**Verilen Metin:**
▬▬▬

Giriş
Türkiye’nin bilhassa 2000’li yılların başından itibaren artan hızlı büyümesi ve bunun beraberinde getirdiği enerji tüketimi artışı ülkemizin enerji kaynakları alanında maruz kaldığı kısıtlarının da etkisi ile süreç içerisinde yükselen enerji ithalatı faturası olarak karşımıza çıkmıştır.
Artan ithal enerji faturası zamanla ülke cari açığındaki en başat kalem olmuş, bu durum da enerji ithalatının azaltılması yolunda yeni politikalar geliştirilmesini kaçınılmaz kılmıştır.
Bu bağlamda temel olarak “güçlü ekonomi” ve “ulusal güvenlik” hassasiyeti üzerinde şekillendirilen hükümet stratejileri, sonunda 2017 yılında ilan edilen Milli Enerji ve Maden Politikası ile çerçeveleri belirlenen genel bir strateji dokümanına dönüşmüştür.
Bu politika dokümanı kapsamında, enerji arz güvenliğinin sağlanması, enerjinin mümkün mertebe yerlileştirilmesi ve öngörülebilir bir enerji piyasasının oluşturulması amaçlanarak buna bağlı planlamalar yapılıp hedefler belirlenmiş ve belirlenmeye devam etmektedir.
Petrol – Doğal Gazda Arz Güvenliği ve Kaynak Çeşitliliği
Arz güvenliği konusu, Türkiye gibi gelişmekte olan ülkelerin artan enerji ihtiyacının iç ve dış kaynaklardan karşılanabilmesinin yanı sıra, bu ihtiyacın yarattığı dışa bağımlılığın ulusal güvenlik aleyhine işleme ihtimalinden dolayı ayrıca önem arz etmektedir. Nitekim, beklenmedik olaylar mevzu bahis olduğunda, örneğin İran’a karşı uygulanan bir küresel ambargo durumunda veya Rus uçağının düşürülmesi gibi spesifik bir vaka durumunda, enerji temini hususunda ülkemiz aleyhine ağır ve çetrefilli sonuçlar doğabilmektedir.

▬▬▬

**Çıkarılan Veriler:**
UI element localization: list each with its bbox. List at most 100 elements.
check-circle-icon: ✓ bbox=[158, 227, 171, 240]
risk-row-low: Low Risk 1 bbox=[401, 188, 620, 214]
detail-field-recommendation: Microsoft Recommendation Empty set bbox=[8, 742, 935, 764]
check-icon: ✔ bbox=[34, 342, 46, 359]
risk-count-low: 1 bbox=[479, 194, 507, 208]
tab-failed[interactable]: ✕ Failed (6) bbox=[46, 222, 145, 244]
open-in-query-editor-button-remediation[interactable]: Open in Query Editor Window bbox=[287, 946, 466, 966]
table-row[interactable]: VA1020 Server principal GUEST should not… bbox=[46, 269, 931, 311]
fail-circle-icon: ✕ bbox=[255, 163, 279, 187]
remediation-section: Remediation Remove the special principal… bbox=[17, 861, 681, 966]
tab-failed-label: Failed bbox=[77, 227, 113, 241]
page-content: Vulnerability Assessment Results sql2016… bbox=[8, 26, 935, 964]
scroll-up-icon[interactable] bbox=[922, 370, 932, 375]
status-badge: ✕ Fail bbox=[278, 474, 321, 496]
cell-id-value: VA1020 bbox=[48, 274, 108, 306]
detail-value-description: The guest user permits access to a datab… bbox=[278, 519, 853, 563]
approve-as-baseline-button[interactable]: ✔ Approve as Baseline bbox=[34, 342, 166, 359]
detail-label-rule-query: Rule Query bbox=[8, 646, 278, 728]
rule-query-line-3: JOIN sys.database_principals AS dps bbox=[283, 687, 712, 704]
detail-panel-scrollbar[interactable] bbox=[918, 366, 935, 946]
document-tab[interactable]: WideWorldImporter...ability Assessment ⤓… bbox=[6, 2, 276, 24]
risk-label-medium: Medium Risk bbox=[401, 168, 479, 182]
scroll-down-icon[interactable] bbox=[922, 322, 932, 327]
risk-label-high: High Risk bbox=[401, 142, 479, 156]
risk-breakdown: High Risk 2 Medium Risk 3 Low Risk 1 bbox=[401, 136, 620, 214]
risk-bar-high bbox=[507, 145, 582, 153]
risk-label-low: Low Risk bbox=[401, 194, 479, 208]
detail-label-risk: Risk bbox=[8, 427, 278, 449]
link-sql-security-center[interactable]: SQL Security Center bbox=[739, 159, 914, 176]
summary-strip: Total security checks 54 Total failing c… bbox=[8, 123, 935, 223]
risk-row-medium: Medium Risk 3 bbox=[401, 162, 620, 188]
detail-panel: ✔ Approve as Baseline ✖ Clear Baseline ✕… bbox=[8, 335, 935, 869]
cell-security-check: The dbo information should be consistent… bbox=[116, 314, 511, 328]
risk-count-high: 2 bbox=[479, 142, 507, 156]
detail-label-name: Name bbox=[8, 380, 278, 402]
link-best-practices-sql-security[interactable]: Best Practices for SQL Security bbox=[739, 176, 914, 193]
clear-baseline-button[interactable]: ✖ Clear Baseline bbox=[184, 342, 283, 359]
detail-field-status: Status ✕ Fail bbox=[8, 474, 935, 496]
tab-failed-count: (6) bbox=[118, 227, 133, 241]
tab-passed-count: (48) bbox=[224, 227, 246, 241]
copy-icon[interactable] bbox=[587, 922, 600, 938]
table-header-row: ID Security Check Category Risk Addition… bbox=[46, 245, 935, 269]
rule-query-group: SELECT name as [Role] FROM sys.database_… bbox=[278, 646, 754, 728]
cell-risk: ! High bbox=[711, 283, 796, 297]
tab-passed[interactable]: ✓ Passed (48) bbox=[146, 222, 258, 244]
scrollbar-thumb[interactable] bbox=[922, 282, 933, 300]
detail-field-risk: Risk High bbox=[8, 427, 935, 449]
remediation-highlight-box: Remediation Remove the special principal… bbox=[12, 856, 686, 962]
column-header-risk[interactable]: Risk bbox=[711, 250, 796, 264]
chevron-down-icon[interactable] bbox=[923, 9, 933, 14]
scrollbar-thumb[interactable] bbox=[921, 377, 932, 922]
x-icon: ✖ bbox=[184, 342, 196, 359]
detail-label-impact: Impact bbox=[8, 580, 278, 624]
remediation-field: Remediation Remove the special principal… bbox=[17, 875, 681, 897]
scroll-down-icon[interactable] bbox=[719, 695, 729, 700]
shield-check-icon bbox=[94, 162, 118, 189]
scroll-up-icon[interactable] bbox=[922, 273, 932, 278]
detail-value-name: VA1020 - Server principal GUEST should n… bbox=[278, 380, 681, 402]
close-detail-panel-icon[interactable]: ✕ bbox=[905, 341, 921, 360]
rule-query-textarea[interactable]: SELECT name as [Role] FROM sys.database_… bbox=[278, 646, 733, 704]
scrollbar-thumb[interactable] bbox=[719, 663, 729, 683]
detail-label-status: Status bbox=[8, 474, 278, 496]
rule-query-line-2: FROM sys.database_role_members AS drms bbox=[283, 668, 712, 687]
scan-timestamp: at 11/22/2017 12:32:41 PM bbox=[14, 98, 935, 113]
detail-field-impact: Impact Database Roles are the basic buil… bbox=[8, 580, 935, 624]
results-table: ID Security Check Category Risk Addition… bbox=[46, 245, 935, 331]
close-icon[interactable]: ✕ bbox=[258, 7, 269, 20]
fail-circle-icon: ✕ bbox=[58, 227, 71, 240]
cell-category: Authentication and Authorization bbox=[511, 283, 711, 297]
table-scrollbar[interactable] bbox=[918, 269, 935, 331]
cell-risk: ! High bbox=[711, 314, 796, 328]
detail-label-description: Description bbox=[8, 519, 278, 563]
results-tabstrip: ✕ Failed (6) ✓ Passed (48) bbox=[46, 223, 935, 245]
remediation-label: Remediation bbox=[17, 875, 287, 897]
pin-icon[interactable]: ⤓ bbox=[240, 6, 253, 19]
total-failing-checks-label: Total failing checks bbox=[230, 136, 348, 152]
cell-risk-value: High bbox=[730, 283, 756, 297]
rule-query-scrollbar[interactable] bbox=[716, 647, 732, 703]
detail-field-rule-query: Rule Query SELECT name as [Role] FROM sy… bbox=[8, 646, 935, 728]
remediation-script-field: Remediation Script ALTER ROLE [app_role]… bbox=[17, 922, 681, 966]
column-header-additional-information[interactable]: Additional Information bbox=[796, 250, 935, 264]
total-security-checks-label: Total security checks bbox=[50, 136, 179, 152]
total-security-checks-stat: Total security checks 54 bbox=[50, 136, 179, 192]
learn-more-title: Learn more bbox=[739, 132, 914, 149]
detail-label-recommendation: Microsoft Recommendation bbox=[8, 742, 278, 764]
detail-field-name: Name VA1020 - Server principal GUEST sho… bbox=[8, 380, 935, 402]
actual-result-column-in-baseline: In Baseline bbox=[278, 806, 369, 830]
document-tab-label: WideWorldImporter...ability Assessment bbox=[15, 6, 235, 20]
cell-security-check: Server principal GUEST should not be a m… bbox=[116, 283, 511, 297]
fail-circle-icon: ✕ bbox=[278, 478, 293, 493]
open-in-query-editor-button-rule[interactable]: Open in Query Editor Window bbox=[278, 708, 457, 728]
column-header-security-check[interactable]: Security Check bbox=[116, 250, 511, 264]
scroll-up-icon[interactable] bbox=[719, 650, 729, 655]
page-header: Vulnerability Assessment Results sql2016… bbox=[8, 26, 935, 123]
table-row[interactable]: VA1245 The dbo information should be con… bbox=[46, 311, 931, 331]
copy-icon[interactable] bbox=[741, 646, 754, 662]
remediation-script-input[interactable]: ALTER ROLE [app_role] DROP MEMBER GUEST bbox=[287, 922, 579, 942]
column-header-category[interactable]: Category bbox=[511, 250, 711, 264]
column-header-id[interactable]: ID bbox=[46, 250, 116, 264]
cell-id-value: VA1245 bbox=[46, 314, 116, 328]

▬▬▬

**İstenen:** Enerji politikası metnine göre 2017 yılında ilan edilen ve genel bir strateji dokümanının çerçevesini belirleyen politikanın adı nedir? Satırların metinle herhangi bir ilgisi bulunmamaktadır.

**Görevin Çözümü:** Milli Enerji ve Maden Politikası.